--- begin ---

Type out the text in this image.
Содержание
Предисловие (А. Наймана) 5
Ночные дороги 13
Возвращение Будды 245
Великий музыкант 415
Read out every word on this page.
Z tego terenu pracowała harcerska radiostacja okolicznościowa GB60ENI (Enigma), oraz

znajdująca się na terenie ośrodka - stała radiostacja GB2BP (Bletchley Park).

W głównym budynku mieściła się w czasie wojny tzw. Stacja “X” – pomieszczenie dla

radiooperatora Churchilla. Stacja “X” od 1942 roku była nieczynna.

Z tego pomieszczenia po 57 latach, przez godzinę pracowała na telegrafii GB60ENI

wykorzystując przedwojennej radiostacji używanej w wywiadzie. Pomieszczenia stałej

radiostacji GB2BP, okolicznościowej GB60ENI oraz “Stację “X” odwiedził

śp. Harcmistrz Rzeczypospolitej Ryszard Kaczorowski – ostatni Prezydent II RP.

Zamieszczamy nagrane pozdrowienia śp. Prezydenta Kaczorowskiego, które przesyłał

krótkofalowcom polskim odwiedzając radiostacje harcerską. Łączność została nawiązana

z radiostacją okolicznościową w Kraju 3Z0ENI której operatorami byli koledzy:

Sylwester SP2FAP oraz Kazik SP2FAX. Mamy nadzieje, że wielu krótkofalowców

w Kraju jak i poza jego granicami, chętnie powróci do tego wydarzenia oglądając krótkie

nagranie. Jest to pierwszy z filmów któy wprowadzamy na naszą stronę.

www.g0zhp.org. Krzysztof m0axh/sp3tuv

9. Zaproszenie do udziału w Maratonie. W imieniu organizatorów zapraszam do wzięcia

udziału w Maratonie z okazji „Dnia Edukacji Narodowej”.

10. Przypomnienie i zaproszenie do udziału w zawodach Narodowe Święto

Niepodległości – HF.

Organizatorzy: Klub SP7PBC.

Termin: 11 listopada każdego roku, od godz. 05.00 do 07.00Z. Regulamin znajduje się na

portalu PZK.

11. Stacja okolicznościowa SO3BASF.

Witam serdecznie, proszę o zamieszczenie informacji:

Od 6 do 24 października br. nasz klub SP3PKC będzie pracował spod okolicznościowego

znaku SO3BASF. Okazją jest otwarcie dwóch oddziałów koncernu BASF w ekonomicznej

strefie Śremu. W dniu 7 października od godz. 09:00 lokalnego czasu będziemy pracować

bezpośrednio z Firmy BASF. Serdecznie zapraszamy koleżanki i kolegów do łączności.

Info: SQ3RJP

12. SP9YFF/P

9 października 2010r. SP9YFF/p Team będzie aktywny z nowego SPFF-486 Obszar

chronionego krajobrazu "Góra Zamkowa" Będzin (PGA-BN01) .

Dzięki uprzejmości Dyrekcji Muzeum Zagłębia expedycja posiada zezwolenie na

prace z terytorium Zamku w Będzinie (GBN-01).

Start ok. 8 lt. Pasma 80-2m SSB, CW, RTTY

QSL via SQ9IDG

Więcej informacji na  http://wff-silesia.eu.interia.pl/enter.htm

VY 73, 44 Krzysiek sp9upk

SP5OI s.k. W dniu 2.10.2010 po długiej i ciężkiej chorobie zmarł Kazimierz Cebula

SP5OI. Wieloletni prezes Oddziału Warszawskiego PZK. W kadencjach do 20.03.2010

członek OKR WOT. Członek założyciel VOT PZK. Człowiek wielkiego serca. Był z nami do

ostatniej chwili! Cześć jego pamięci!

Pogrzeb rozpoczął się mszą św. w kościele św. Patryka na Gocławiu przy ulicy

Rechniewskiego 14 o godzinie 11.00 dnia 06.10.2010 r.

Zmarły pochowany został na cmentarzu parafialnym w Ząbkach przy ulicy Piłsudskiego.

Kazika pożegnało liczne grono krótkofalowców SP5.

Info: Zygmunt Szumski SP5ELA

--- end ---

SET PROBLEM -> Transcribe all lines as written.

TASK OUTPUT ->
Type out the text in this image.
Содержание
Предисловие (А. Наймана) 5
Ночные дороги 13
Возвращение Будды 245
Великий музыкант 415
Read out every word on this page.
Z tego terenu pracowała harcerska radiostacja okolicznościowa GB60ENI (Enigma), oraz

znajdująca się na terenie ośrodka - stała radiostacja GB2BP (Bletchley Park).

W głównym budynku mieściła się w czasie wojny tzw. Stacja “X” – pomieszczenie dla

radiooperatora Churchilla. Stacja “X” od 1942 roku była nieczynna.

Z tego pomieszczenia po 57 latach, przez godzinę pracowała na telegrafii GB60ENI

wykorzystując przedwojennej radiostacji używanej w wywiadzie. Pomieszczenia stałej

radiostacji GB2BP, okolicznościowej GB60ENI oraz “Stację “X” odwiedził

śp. Harcmistrz Rzeczypospolitej Ryszard Kaczorowski – ostatni Prezydent II RP.

Zamieszczamy nagrane pozdrowienia śp. Prezydenta Kaczorowskiego, które przesyłał

krótkofalowcom polskim odwiedzając radiostacje harcerską. Łączność została nawiązana

z radiostacją okolicznościową w Kraju 3Z0ENI której operatorami byli koledzy:

Sylwester SP2FAP oraz Kazik SP2FAX. Mamy nadzieje, że wielu krótkofalowców

w Kraju jak i poza jego granicami, chętnie powróci do tego wydarzenia oglądając krótkie

nagranie. Jest to pierwszy z filmów któy wprowadzamy na naszą stronę.

www.g0zhp.org. Krzysztof m0axh/sp3tuv

9. Zaproszenie do udziału w Maratonie. W imieniu organizatorów zapraszam do wzięcia

udziału w Maratonie z okazji „Dnia Edukacji Narodowej”.

10. Przypomnienie i zaproszenie do udziału w zawodach Narodowe Święto

Niepodległości – HF.

Organizatorzy: Klub SP7PBC.

Termin: 11 listopada każdego roku, od godz. 05.00 do 07.00Z. Regulamin znajduje się na

portalu PZK.

11. Stacja okolicznościowa SO3BASF.

Witam serdecznie, proszę o zamieszczenie informacji:

Od 6 do 24 października br. nasz klub SP3PKC będzie pracował spod okolicznościowego

znaku SO3BASF. Okazją jest otwarcie dwóch oddziałów koncernu BASF w ekonomicznej

strefie Śremu. W dniu 7 października od godz. 09:00 lokalnego czasu będziemy pracować

bezpośrednio z Firmy BASF. Serdecznie zapraszamy koleżanki i kolegów do łączności.

Info: SQ3RJP

12. SP9YFF/P

9 października 2010r. SP9YFF/p Team będzie aktywny z nowego SPFF-486 Obszar

chronionego krajobrazu "Góra Zamkowa" Będzin (PGA-BN01) .

Dzięki uprzejmości Dyrekcji Muzeum Zagłębia expedycja posiada zezwolenie na

prace z terytorium Zamku w Będzinie (GBN-01).

Start ok. 8 lt. Pasma 80-2m SSB, CW, RTTY

QSL via SQ9IDG

Więcej informacji na  http://wff-silesia.eu.interia.pl/enter.htm

VY 73, 44 Krzysiek sp9upk

SP5OI s.k. W dniu 2.10.2010 po długiej i ciężkiej chorobie zmarł Kazimierz Cebula

SP5OI. Wieloletni prezes Oddziału Warszawskiego PZK. W kadencjach do 20.03.2010

członek OKR WOT. Członek założyciel VOT PZK. Człowiek wielkiego serca. Był z nami do

ostatniej chwili! Cześć jego pamięci!

Pogrzeb rozpoczął się mszą św. w kościele św. Patryka na Gocławiu przy ulicy

Rechniewskiego 14 o godzinie 11.00 dnia 06.10.2010 r.

Zmarły pochowany został na cmentarzu parafialnym w Ząbkach przy ulicy Piłsudskiego.

Kazika pożegnało liczne grono krótkofalowców SP5.

Info: Zygmunt Szumski SP5ELA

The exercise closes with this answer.